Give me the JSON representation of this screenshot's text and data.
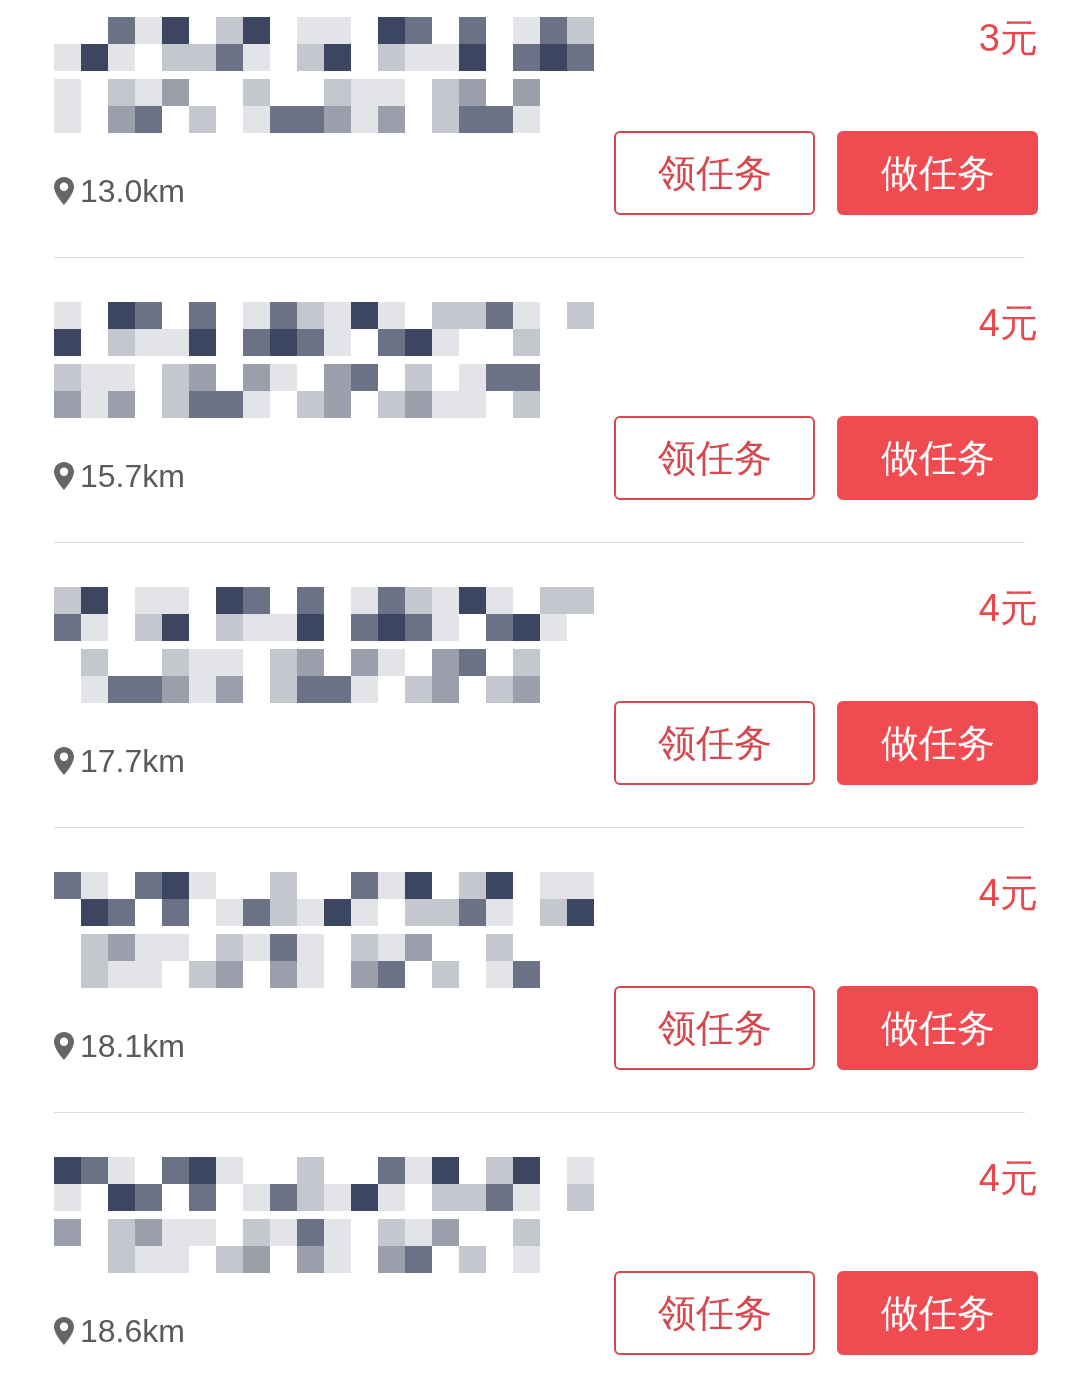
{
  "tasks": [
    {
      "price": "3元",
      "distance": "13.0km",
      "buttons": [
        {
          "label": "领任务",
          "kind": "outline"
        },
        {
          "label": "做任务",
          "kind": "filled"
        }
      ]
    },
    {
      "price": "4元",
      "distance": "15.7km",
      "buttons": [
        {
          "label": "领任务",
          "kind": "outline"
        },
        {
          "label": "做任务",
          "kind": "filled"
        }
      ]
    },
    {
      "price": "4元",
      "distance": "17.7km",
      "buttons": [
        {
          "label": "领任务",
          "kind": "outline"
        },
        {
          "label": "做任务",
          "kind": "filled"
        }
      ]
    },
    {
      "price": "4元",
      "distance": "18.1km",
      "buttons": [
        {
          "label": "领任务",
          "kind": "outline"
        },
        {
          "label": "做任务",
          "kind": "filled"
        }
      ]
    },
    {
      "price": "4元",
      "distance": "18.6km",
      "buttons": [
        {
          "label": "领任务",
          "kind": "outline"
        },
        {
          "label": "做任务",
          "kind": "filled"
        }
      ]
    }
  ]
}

----------

The request
Keep the pictures out of the copy and return the rest of the data above exactly.

Exercise output
Give me the JSON representation of this screenshot's text and data.
{
  "tasks": [
    {
      "price": "3元",
      "distance": "13.0km",
      "buttons": [
        {
          "label": "领任务",
          "kind": "outline"
        },
        {
          "label": "做任务",
          "kind": "filled"
        }
      ]
    },
    {
      "price": "4元",
      "distance": "15.7km",
      "buttons": [
        {
          "label": "领任务",
          "kind": "outline"
        },
        {
          "label": "做任务",
          "kind": "filled"
        }
      ]
    },
    {
      "price": "4元",
      "distance": "17.7km",
      "buttons": [
        {
          "label": "领任务",
          "kind": "outline"
        },
        {
          "label": "做任务",
          "kind": "filled"
        }
      ]
    },
    {
      "price": "4元",
      "distance": "18.1km",
      "buttons": [
        {
          "label": "领任务",
          "kind": "outline"
        },
        {
          "label": "做任务",
          "kind": "filled"
        }
      ]
    },
    {
      "price": "4元",
      "distance": "18.6km",
      "buttons": [
        {
          "label": "领任务",
          "kind": "outline"
        },
        {
          "label": "做任务",
          "kind": "filled"
        }
      ]
    }
  ]
}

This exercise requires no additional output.